▸ **Source records**:
----
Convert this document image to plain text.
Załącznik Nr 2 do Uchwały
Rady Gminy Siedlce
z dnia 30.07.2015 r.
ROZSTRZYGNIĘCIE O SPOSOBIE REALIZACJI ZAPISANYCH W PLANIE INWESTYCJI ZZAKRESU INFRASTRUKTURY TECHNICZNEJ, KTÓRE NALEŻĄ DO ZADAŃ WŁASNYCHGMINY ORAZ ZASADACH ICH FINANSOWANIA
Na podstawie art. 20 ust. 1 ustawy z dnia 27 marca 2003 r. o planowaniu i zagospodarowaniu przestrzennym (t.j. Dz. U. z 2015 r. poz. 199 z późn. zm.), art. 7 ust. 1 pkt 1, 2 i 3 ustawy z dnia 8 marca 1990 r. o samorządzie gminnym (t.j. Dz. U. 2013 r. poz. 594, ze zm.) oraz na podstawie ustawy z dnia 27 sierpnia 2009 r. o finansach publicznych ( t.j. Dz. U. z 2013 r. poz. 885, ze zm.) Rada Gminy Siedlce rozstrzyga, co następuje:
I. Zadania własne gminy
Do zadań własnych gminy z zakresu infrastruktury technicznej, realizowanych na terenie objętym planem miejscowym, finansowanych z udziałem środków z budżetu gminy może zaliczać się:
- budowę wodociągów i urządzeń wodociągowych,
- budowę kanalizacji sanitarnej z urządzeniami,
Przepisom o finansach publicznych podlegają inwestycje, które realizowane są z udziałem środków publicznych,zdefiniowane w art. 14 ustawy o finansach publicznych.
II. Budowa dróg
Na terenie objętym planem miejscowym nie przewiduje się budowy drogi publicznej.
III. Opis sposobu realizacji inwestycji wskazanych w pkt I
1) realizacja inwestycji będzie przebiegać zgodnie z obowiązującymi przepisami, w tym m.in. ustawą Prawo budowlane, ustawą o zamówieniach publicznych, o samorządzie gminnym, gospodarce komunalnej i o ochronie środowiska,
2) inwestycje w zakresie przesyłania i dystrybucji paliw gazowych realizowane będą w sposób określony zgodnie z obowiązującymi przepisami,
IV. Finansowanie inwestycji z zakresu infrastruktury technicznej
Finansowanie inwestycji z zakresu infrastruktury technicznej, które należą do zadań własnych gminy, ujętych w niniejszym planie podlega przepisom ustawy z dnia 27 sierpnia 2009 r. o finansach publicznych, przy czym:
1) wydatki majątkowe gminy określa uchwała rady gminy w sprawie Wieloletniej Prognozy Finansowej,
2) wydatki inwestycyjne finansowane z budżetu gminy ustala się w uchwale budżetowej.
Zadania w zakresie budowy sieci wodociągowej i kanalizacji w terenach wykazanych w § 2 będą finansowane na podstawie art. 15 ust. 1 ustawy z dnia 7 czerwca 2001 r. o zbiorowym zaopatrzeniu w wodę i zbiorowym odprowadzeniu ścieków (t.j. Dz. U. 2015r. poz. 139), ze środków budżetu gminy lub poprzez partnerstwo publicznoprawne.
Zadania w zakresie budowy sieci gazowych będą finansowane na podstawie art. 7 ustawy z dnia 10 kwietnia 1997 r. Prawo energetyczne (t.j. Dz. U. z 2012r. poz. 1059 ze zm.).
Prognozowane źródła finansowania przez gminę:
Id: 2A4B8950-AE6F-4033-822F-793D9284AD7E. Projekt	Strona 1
----
▸ **Directions for this task**: Give all the records again. Match them exactly.

▸ **Expected answer**:
Convert this document image to plain text.
Załącznik Nr 2 do Uchwały
Rady Gminy Siedlce
z dnia 30.07.2015 r.
ROZSTRZYGNIĘCIE O SPOSOBIE REALIZACJI ZAPISANYCH W PLANIE INWESTYCJI ZZAKRESU INFRASTRUKTURY TECHNICZNEJ, KTÓRE NALEŻĄ DO ZADAŃ WŁASNYCHGMINY ORAZ ZASADACH ICH FINANSOWANIA
Na podstawie art. 20 ust. 1 ustawy z dnia 27 marca 2003 r. o planowaniu i zagospodarowaniu przestrzennym (t.j. Dz. U. z 2015 r. poz. 199 z późn. zm.), art. 7 ust. 1 pkt 1, 2 i 3 ustawy z dnia 8 marca 1990 r. o samorządzie gminnym (t.j. Dz. U. 2013 r. poz. 594, ze zm.) oraz na podstawie ustawy z dnia 27 sierpnia 2009 r. o finansach publicznych ( t.j. Dz. U. z 2013 r. poz. 885, ze zm.) Rada Gminy Siedlce rozstrzyga, co następuje:
I. Zadania własne gminy
Do zadań własnych gminy z zakresu infrastruktury technicznej, realizowanych na terenie objętym planem miejscowym, finansowanych z udziałem środków z budżetu gminy może zaliczać się:
- budowę wodociągów i urządzeń wodociągowych,
- budowę kanalizacji sanitarnej z urządzeniami,
Przepisom o finansach publicznych podlegają inwestycje, które realizowane są z udziałem środków publicznych,zdefiniowane w art. 14 ustawy o finansach publicznych.
II. Budowa dróg
Na terenie objętym planem miejscowym nie przewiduje się budowy drogi publicznej.
III. Opis sposobu realizacji inwestycji wskazanych w pkt I
1) realizacja inwestycji będzie przebiegać zgodnie z obowiązującymi przepisami, w tym m.in. ustawą Prawo budowlane, ustawą o zamówieniach publicznych, o samorządzie gminnym, gospodarce komunalnej i o ochronie środowiska,
2) inwestycje w zakresie przesyłania i dystrybucji paliw gazowych realizowane będą w sposób określony zgodnie z obowiązującymi przepisami,
IV. Finansowanie inwestycji z zakresu infrastruktury technicznej
Finansowanie inwestycji z zakresu infrastruktury technicznej, które należą do zadań własnych gminy, ujętych w niniejszym planie podlega przepisom ustawy z dnia 27 sierpnia 2009 r. o finansach publicznych, przy czym:
1) wydatki majątkowe gminy określa uchwała rady gminy w sprawie Wieloletniej Prognozy Finansowej,
2) wydatki inwestycyjne finansowane z budżetu gminy ustala się w uchwale budżetowej.
Zadania w zakresie budowy sieci wodociągowej i kanalizacji w terenach wykazanych w § 2 będą finansowane na podstawie art. 15 ust. 1 ustawy z dnia 7 czerwca 2001 r. o zbiorowym zaopatrzeniu w wodę i zbiorowym odprowadzeniu ścieków (t.j. Dz. U. 2015r. poz. 139), ze środków budżetu gminy lub poprzez partnerstwo publicznoprawne.
Zadania w zakresie budowy sieci gazowych będą finansowane na podstawie art. 7 ustawy z dnia 10 kwietnia 1997 r. Prawo energetyczne (t.j. Dz. U. z 2012r. poz. 1059 ze zm.).
Prognozowane źródła finansowania przez gminę:
Id: 2A4B8950-AE6F-4033-822F-793D9284AD7E. Projekt	Strona 1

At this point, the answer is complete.